- **The task**
From the records below, extract all the text exactly and leave the images behind.
====================
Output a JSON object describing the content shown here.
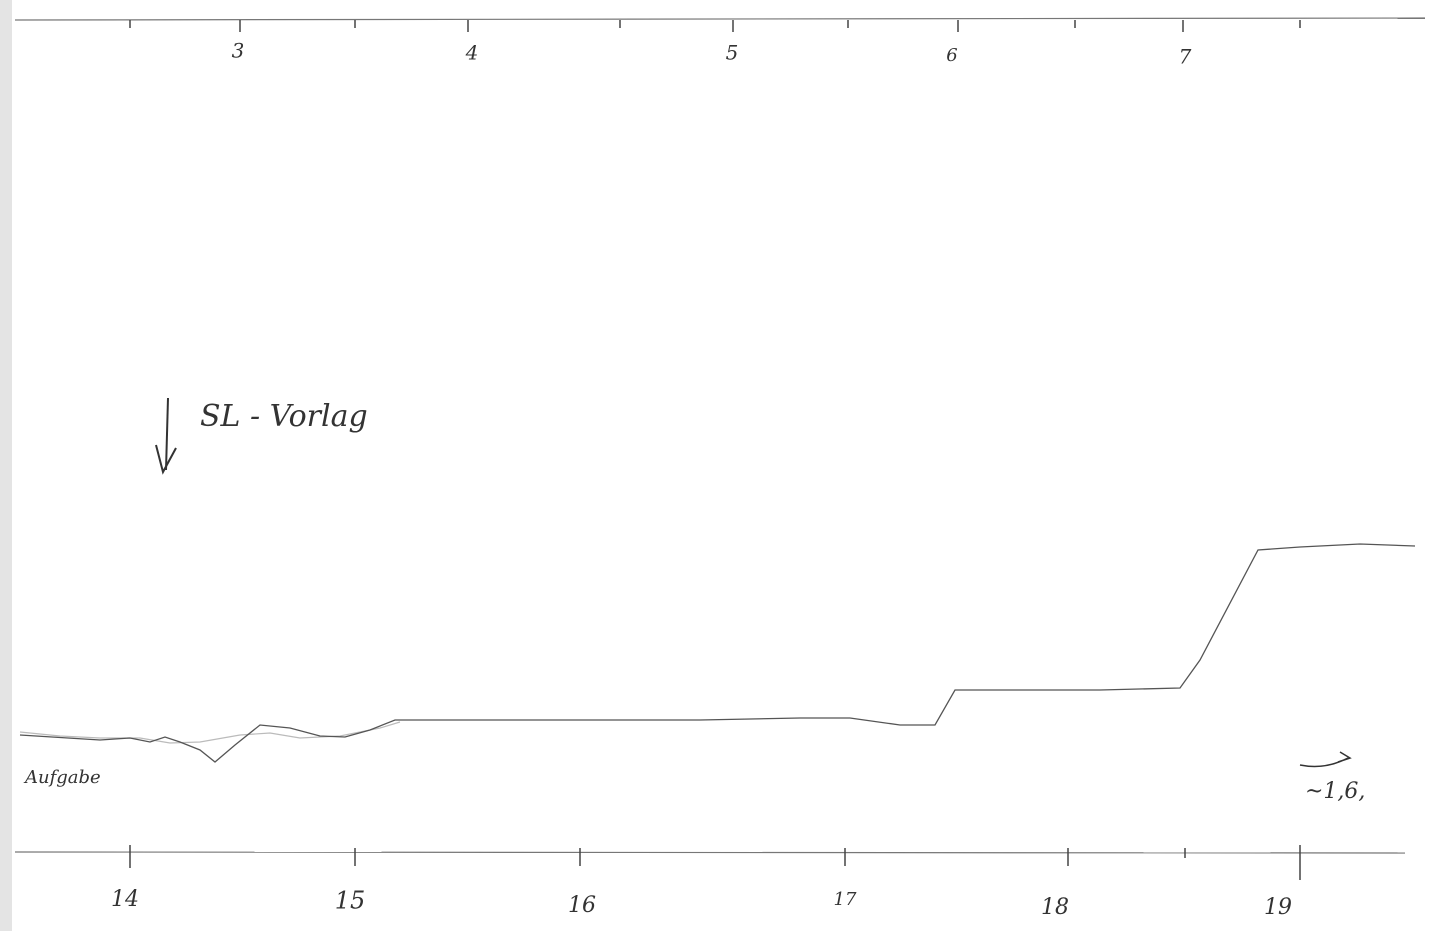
{
  "top_scale": {
    "labels": [
      "3",
      "4",
      "5",
      "6",
      "7"
    ]
  },
  "bottom_scale": {
    "labels": [
      "14",
      "15",
      "16",
      "17",
      "18",
      "19"
    ]
  },
  "annotations": {
    "marker": "SL - Vorlag",
    "note_left": "Aufgabe",
    "note_right": "~1,6,"
  }
}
====================
- **Problem solution**
Output a JSON object describing the content shown here.
{
  "top_scale": {
    "labels": [
      "3",
      "4",
      "5",
      "6",
      "7"
    ]
  },
  "bottom_scale": {
    "labels": [
      "14",
      "15",
      "16",
      "17",
      "18",
      "19"
    ]
  },
  "annotations": {
    "marker": "SL - Vorlag",
    "note_left": "Aufgabe",
    "note_right": "~1,6,"
  }
}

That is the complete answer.